* _DO THIS_:
Review the listing and copy each line that holds the word "Nyregistrerade".

* _RECORDS FOR THE EXERCISE_:

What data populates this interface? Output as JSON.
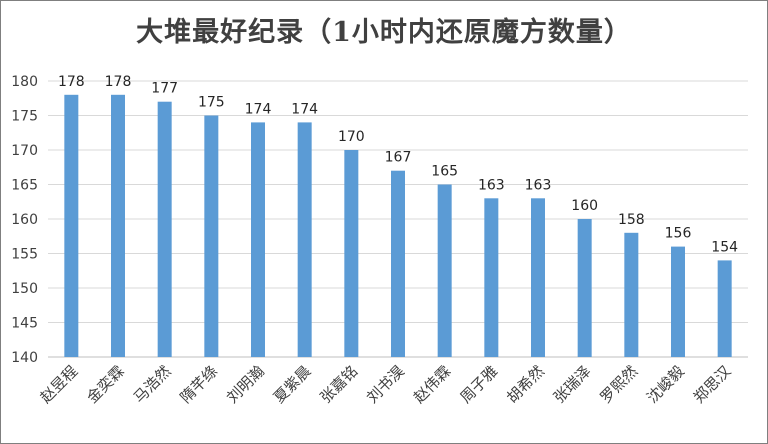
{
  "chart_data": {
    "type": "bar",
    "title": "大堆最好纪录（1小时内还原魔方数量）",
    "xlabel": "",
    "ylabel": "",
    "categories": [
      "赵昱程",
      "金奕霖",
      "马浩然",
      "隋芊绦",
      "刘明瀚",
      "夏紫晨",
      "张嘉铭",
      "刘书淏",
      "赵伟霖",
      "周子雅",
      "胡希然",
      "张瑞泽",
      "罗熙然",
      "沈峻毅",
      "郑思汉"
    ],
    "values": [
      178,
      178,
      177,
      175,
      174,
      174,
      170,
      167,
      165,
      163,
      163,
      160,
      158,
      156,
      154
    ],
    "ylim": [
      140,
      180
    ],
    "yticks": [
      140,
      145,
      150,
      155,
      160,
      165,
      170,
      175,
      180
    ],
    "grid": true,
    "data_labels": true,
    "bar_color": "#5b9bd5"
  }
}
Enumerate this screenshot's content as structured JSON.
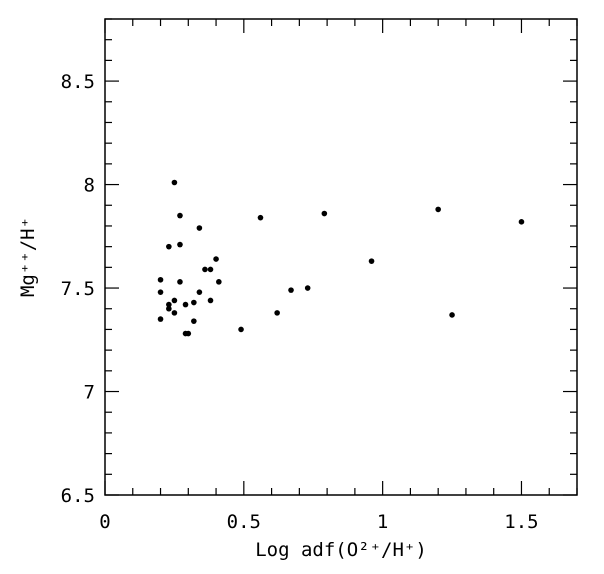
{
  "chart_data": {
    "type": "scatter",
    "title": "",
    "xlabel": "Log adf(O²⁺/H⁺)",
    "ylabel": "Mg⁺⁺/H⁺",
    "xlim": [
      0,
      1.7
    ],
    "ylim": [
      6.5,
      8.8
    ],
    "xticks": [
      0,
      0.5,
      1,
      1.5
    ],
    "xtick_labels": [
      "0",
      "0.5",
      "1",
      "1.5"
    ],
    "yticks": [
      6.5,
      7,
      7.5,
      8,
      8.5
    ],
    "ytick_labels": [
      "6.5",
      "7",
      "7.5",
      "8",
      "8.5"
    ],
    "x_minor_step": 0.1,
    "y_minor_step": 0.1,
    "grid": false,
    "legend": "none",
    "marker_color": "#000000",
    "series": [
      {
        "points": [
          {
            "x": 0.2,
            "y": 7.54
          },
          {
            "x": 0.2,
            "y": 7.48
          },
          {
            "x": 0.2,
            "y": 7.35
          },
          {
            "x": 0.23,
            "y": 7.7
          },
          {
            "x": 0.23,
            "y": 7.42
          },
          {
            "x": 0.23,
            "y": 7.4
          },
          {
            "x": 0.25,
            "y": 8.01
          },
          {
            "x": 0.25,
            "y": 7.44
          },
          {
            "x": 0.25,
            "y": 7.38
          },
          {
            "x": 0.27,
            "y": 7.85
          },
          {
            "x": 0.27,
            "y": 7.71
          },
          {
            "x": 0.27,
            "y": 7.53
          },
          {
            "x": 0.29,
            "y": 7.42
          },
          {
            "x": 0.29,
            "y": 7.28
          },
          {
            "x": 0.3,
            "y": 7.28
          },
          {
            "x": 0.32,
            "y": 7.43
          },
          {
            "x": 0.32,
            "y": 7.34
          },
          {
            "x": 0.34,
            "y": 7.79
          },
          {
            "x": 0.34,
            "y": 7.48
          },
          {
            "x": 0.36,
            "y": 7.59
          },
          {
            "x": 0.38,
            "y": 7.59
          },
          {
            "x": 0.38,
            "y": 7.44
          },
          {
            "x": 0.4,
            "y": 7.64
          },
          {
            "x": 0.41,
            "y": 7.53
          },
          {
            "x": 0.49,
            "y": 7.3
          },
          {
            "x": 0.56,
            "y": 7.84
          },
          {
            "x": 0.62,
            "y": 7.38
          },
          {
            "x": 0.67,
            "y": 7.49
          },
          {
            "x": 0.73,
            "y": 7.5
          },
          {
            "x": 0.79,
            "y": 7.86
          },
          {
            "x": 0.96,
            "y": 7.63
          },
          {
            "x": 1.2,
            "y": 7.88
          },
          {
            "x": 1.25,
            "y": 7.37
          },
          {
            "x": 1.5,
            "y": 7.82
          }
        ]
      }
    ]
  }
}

* * *

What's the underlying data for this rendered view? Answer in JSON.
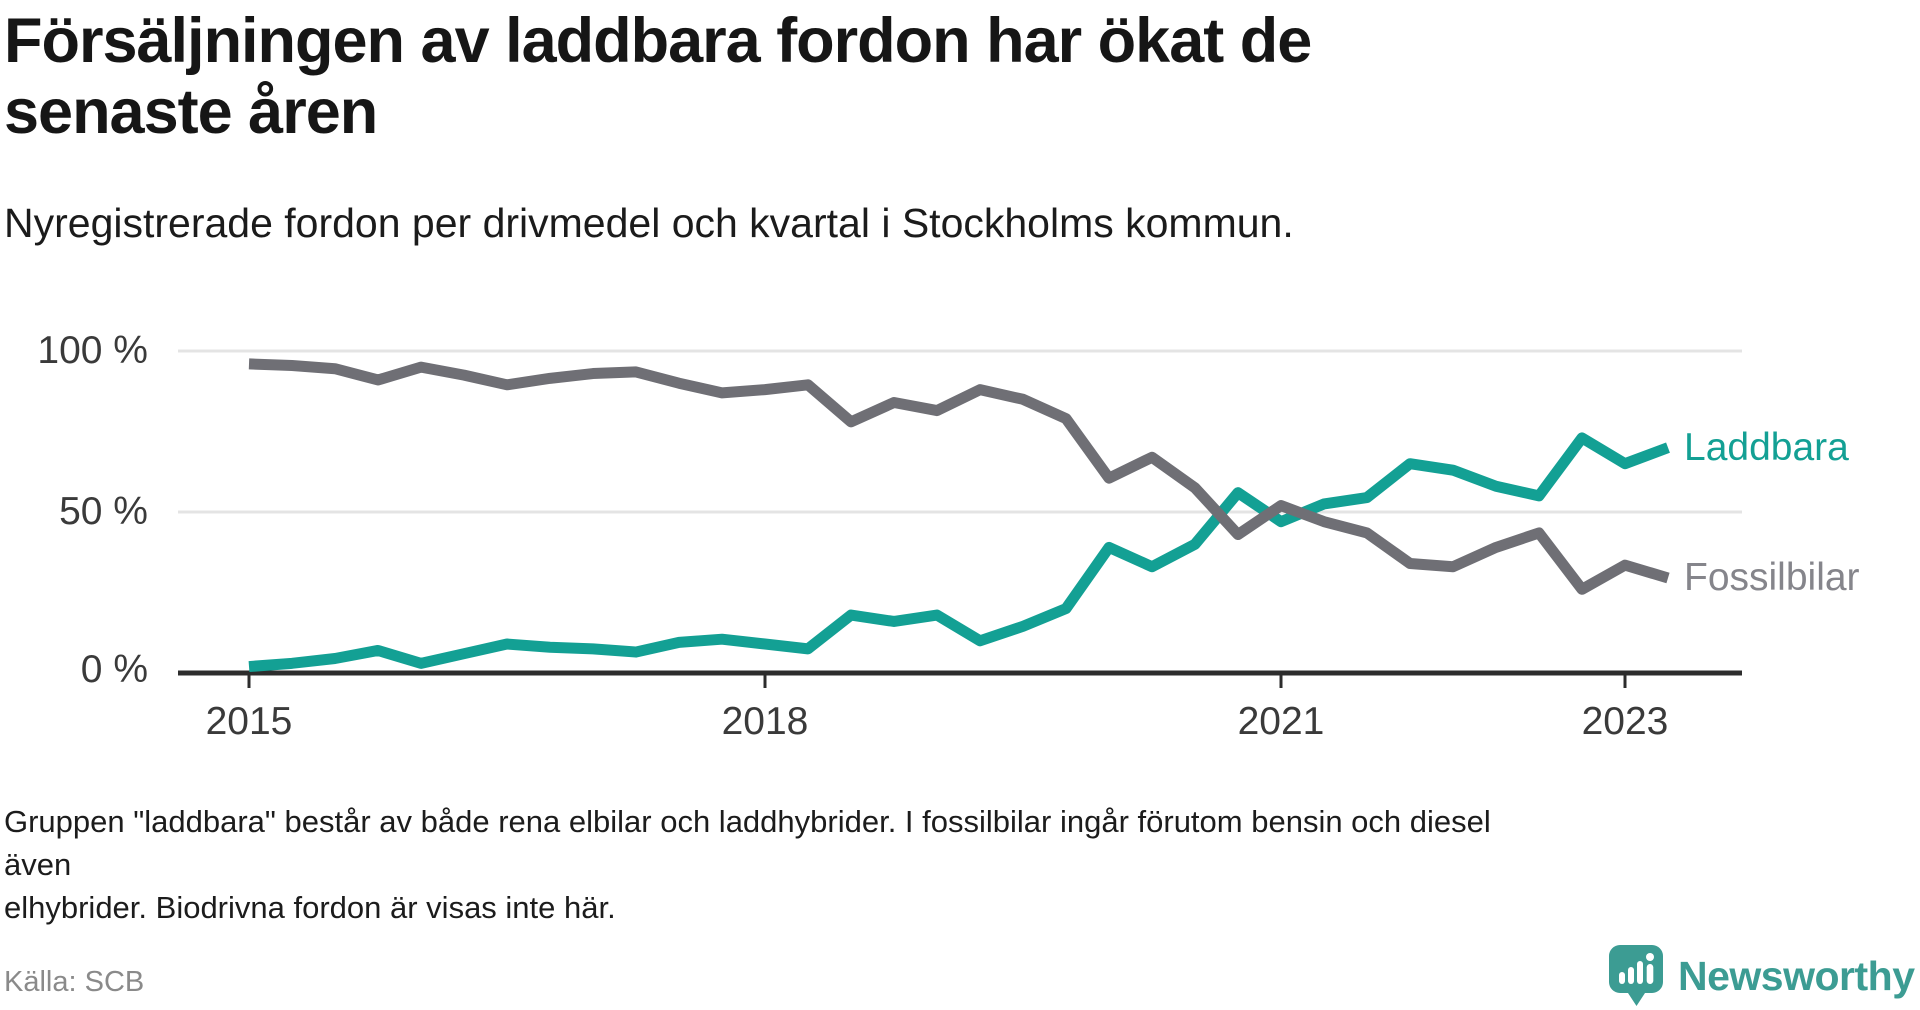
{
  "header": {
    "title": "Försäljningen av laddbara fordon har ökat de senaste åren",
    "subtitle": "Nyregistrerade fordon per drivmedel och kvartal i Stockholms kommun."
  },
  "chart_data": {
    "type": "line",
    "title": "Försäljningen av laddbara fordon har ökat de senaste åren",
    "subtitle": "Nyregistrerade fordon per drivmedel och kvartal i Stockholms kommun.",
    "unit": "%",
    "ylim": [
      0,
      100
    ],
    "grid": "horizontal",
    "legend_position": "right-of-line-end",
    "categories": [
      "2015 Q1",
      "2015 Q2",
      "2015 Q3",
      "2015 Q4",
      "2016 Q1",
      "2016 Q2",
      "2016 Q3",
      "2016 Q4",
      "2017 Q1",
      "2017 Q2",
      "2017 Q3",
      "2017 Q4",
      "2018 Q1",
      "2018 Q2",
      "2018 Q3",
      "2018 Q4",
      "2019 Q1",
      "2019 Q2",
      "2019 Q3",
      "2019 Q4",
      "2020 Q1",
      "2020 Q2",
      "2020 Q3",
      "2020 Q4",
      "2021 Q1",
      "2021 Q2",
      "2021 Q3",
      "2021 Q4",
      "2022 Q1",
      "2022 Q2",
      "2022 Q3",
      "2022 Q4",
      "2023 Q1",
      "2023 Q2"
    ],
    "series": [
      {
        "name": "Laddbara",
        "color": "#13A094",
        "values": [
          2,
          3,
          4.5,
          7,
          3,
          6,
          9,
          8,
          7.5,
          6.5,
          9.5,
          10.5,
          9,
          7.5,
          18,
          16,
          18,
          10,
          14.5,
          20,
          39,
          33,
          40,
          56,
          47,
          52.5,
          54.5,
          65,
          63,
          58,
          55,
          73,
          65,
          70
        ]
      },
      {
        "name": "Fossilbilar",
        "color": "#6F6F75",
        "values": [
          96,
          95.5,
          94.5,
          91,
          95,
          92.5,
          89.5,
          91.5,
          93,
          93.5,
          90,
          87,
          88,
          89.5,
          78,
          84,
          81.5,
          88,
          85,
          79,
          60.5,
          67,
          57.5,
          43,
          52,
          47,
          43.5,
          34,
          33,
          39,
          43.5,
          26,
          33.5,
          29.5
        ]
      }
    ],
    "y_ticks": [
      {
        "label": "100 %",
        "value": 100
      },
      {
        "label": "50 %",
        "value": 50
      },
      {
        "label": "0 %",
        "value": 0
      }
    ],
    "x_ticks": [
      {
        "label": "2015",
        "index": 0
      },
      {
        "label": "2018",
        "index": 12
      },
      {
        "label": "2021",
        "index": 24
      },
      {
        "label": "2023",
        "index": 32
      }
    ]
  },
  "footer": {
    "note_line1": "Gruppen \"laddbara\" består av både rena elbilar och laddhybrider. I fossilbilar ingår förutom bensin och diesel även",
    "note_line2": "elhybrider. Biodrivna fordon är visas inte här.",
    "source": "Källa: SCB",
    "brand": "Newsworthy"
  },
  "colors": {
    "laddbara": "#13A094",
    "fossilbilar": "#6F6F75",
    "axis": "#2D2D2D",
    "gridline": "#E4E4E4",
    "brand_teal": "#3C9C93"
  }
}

...

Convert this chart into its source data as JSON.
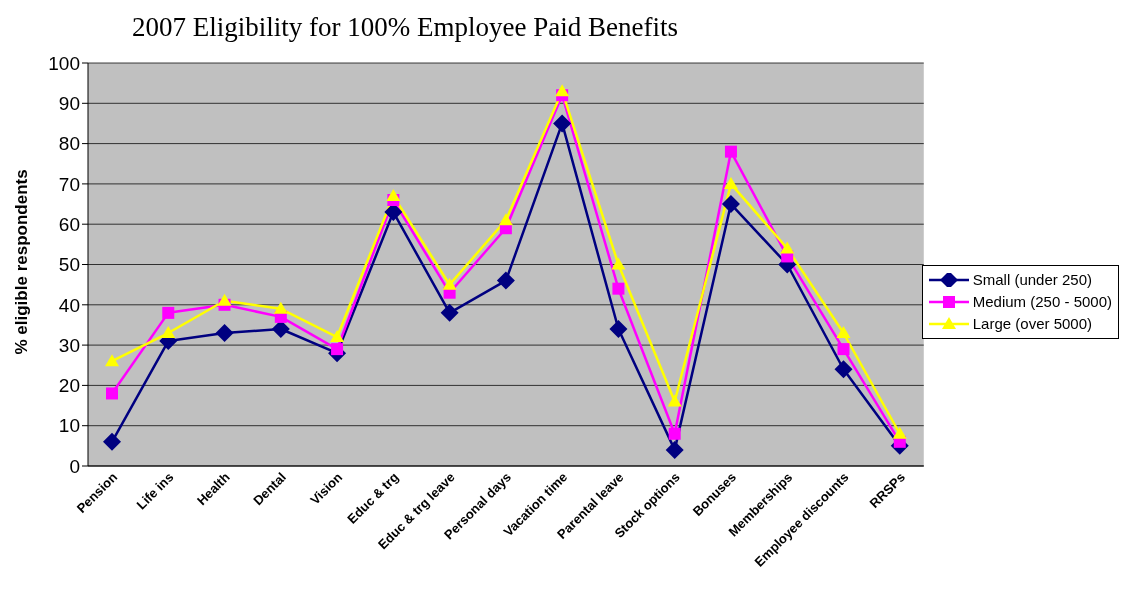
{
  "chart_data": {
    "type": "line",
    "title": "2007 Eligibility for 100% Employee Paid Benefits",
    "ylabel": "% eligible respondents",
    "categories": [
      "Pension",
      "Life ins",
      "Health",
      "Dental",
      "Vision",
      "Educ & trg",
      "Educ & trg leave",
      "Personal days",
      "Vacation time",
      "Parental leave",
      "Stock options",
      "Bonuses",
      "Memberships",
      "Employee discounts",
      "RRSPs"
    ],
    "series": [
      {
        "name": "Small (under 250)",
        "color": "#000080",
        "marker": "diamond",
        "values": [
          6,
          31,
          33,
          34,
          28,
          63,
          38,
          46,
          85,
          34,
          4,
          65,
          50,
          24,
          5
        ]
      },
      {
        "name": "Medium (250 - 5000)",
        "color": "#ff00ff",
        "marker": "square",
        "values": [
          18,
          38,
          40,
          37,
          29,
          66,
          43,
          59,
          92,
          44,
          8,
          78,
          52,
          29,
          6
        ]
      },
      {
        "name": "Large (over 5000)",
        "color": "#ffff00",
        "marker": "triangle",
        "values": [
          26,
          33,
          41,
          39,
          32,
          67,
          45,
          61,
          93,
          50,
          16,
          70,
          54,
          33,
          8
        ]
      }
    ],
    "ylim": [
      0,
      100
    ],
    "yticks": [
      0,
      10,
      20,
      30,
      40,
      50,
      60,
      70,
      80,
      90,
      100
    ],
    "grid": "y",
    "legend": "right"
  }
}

* _COMPLETE OUTPUT_:
    "subtitle": "Nyregistrerade fordon per drivmedel och kvartal i Stockholms kommun."
    "subtitle": "Nyregistrerade fordon per drivmedel och kvartal i Stockholms kommun.",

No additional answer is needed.